▶ **Work to be completed**: Work out how many lines of the records hold the string "resistance", and reply with that number alone.

-*-

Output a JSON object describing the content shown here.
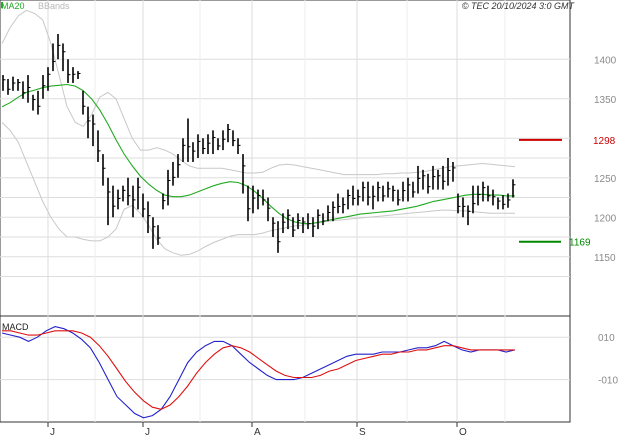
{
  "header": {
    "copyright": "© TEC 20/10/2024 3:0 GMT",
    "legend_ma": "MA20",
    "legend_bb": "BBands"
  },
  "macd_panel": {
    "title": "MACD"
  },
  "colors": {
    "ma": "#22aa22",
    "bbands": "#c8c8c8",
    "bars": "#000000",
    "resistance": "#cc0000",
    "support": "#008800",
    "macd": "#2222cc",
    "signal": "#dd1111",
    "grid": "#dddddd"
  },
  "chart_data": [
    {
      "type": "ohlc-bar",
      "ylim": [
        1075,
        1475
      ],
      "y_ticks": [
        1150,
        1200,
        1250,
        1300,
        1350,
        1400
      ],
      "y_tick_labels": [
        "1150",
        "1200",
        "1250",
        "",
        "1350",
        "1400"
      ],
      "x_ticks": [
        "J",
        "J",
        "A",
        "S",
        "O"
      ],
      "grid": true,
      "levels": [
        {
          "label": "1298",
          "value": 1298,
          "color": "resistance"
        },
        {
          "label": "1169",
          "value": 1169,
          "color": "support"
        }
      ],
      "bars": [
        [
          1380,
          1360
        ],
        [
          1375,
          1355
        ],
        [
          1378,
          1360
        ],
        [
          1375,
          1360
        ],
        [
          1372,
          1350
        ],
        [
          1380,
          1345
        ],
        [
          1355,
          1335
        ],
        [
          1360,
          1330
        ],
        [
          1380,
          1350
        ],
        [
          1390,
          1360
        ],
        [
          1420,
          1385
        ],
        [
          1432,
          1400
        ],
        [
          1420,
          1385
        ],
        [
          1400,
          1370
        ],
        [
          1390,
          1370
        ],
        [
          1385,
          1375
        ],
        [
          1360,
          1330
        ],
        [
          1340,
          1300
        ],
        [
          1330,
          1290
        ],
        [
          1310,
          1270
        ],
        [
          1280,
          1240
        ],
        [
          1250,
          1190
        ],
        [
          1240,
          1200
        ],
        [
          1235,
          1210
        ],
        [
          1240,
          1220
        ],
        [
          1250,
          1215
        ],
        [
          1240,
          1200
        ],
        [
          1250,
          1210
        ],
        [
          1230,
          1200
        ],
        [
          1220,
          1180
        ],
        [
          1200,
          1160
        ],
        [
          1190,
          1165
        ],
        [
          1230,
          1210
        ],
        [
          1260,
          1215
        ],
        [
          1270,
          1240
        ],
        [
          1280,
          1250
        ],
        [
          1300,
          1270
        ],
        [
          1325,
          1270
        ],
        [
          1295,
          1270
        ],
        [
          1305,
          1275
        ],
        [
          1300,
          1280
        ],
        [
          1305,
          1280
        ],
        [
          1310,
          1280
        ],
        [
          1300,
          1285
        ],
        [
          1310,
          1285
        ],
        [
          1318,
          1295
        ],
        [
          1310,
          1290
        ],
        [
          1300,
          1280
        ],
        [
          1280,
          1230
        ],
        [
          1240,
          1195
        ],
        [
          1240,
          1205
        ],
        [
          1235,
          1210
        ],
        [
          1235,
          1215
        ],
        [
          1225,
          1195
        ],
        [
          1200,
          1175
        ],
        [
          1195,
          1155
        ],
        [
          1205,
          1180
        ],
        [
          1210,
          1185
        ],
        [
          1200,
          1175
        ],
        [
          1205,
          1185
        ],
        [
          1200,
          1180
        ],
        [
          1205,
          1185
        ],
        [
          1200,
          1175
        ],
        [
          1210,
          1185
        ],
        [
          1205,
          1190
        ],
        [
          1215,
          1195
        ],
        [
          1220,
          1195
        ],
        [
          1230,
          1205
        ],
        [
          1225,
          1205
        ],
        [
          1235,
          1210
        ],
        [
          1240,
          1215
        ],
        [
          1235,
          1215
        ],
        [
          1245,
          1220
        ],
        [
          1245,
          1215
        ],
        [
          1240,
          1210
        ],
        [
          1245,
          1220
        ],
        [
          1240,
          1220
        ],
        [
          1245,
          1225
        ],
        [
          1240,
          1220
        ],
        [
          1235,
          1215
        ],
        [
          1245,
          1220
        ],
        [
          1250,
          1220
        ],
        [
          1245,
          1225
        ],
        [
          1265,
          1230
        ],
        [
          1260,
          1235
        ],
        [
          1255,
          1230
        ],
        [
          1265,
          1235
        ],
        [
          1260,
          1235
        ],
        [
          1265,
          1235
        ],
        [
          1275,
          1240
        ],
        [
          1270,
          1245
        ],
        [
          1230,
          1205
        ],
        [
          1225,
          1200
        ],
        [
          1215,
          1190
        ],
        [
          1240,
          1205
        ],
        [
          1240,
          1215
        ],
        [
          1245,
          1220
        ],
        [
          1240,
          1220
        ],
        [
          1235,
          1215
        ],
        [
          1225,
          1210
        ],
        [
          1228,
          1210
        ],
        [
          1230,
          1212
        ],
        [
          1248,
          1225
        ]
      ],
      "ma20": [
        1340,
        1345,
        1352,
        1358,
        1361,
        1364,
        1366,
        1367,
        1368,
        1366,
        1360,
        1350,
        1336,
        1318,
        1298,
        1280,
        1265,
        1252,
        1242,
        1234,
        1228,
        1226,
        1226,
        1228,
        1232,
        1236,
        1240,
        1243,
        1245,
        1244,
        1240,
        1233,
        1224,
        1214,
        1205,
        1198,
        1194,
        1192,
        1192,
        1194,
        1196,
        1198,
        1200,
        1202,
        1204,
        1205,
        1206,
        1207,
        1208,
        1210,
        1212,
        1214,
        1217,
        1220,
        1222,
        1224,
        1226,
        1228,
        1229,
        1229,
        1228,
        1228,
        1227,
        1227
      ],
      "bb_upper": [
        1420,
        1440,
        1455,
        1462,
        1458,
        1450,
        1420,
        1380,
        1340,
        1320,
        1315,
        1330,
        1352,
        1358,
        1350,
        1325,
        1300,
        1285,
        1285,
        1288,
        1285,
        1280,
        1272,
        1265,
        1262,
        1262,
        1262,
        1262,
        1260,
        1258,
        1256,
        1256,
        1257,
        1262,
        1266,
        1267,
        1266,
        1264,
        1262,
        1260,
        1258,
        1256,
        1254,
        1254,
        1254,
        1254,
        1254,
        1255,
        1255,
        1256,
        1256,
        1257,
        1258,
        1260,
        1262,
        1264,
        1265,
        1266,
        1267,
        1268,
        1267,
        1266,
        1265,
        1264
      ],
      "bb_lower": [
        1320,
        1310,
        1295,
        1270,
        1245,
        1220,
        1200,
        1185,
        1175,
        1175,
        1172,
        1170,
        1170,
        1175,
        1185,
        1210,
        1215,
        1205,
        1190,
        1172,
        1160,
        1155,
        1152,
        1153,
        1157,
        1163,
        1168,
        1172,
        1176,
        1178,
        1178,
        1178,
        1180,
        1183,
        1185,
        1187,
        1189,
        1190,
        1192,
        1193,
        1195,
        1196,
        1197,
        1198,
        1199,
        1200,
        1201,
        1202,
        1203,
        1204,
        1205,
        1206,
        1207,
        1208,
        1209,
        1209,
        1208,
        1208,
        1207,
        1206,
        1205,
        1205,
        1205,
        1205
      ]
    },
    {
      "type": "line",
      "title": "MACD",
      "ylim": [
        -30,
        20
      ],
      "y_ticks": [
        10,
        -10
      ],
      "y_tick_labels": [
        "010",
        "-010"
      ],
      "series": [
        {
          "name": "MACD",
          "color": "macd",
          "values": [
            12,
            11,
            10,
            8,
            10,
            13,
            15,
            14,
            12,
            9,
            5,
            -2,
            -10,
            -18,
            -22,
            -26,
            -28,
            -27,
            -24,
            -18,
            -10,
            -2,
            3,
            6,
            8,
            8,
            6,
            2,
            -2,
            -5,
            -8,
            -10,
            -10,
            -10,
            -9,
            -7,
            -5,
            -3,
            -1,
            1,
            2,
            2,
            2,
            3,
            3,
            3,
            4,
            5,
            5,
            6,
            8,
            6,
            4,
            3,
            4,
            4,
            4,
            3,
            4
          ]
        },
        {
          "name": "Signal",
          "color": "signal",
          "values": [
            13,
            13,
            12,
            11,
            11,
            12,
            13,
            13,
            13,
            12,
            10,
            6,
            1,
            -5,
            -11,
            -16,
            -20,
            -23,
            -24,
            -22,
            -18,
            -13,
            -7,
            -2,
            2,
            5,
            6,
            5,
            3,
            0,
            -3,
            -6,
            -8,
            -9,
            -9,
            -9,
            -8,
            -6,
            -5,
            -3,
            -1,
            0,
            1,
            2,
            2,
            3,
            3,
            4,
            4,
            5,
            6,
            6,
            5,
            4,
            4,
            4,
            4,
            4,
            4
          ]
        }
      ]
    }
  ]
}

-*-

▶ **The output**: 2